▶ WRITTEN TASK 1:
From the post on denier hypocrisy, output the part that opens with the words containing "Several Eminent Physicists" and closes with "secret eminent physicists.".
▶ WRITTEN TASK 2:
According to the post on denier hypocrisy, in which journal was the Expert credibility in climate change paper published?

▶ EXCERPT:
>> start

Denier hypocrisy, turning a white-list black

It was absolutely hypocritical for deniers to call the Expert credibility in climate change paper published in PNAS a blacklist. Deniers have been making lists of scientists who reject the consensus for a long time. It is one of their main debating tricks. But when someone takes the trouble to analyse the expertise and prominence of the names on the list cries of blacklist can be heard from all corners of the denialosphere .

This is pure hypocrisy.

And the absolutely hilarious blog Denial Depot has noticed:

Several Eminent Physicists Skeptical Of AGW fear for their academic lives tonight as WhatsUpWithit irresponsibly publishes their names on a public blog: Seven Eminent Physicists Skeptical of AGW

Questions are being asked as to why WhatsUpWithIt, previously a reliable campaigner against blacklisting skeptical scientists, has today published a blacklist of our secret eminent physicists.

Concerns mount that WhatsUpWithIt has been infiltrated by enemies of our Nation. Has WhatsUpWithIt fallen to Red Communism?

>> end

▶ DATA RECORDS:
>> start

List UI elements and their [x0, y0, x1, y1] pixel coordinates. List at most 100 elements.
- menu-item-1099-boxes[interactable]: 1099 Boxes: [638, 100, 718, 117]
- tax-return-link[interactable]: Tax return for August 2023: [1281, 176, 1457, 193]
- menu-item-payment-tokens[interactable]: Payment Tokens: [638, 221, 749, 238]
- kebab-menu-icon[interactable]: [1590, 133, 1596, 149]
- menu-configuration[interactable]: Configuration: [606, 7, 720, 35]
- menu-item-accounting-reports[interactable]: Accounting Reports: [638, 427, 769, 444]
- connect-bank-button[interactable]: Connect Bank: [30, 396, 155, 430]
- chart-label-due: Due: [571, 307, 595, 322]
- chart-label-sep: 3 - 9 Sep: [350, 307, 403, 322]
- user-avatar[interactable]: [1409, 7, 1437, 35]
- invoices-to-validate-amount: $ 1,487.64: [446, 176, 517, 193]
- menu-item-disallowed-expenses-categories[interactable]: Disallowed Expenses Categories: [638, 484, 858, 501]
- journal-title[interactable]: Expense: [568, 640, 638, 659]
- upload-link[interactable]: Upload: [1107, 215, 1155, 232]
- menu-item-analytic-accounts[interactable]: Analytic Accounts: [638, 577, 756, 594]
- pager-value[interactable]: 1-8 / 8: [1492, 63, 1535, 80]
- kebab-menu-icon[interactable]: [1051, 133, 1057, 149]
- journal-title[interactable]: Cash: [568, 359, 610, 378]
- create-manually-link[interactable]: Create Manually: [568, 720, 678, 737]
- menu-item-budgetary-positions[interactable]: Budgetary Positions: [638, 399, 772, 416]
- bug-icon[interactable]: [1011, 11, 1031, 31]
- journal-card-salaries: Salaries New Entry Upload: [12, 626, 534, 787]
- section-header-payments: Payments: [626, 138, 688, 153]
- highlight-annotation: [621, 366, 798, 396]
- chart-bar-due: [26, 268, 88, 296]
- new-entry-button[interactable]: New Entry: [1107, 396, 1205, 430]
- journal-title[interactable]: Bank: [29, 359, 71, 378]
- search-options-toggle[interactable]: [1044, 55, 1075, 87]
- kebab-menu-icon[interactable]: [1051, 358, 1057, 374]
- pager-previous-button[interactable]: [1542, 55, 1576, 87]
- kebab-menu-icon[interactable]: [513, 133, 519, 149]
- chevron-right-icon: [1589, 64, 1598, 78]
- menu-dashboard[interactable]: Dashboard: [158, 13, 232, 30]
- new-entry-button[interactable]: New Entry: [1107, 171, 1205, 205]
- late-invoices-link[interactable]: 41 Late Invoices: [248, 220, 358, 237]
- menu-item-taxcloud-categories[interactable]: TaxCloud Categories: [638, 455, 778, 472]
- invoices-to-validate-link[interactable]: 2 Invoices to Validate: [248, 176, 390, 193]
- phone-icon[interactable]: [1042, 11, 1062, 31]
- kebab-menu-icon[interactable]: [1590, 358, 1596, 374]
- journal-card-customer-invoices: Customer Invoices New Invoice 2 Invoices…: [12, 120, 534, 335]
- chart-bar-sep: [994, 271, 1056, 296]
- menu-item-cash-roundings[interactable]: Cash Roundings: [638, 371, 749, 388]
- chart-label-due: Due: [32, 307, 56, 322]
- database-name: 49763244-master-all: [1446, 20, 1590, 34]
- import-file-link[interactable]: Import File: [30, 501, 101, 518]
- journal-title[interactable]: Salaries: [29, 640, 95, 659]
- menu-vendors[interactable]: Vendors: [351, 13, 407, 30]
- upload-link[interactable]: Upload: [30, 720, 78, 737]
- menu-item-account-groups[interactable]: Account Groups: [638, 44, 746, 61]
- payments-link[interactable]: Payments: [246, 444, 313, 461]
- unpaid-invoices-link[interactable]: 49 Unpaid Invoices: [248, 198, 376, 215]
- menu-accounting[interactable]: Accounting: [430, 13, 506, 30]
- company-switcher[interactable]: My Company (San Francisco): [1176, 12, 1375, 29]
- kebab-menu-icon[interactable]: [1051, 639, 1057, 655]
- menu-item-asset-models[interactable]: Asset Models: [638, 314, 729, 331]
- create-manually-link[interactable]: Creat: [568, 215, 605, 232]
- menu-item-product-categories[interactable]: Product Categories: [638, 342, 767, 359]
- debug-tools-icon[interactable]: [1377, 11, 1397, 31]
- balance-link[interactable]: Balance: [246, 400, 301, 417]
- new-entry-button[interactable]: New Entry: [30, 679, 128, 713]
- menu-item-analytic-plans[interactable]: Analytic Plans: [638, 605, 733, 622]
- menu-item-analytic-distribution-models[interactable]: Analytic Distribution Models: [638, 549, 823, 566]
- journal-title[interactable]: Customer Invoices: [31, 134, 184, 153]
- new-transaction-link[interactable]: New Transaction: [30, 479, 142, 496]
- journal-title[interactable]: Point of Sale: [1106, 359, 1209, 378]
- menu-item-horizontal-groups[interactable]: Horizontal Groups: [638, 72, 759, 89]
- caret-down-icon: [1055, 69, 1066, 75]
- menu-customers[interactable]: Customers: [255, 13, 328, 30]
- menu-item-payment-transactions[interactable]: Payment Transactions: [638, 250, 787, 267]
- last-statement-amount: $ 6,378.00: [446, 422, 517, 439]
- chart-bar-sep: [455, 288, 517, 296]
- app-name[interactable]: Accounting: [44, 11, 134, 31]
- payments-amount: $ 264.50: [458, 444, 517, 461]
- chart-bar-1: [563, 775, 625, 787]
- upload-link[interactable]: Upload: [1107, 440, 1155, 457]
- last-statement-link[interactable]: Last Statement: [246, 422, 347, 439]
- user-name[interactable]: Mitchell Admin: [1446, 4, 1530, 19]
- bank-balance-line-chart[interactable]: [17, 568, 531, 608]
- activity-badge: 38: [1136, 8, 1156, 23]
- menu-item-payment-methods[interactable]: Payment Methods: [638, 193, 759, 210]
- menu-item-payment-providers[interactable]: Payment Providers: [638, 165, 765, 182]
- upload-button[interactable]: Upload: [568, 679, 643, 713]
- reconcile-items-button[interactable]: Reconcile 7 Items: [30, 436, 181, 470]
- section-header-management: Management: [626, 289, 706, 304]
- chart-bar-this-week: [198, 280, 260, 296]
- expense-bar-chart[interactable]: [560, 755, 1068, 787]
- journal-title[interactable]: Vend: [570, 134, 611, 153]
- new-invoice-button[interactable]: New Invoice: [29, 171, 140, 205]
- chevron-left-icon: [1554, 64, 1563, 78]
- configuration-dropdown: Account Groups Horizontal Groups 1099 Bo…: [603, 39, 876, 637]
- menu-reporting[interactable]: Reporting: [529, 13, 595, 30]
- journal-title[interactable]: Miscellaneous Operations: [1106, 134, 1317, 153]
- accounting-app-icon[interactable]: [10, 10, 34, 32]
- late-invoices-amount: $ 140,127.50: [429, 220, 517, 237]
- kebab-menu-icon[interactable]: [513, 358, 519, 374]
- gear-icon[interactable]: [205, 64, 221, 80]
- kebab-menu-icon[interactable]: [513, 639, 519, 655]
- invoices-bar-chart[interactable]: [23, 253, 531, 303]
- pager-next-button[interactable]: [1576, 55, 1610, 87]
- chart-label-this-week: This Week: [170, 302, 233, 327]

>> end

▶ COMPLETE ANSWER 1:
Several Eminent Physicists Skeptical Of AGW fear for their academic lives tonight as WhatsUpWithit irresponsibly publishes their names on a public blog: Seven Eminent Physicists Skeptical of AGW

Questions are being asked as to why WhatsUpWithIt, previously a reliable campaigner against blacklisting skeptical scientists, has today published a blacklist of our secret eminent physicists.

▶ COMPLETE ANSWER 2:
PNAS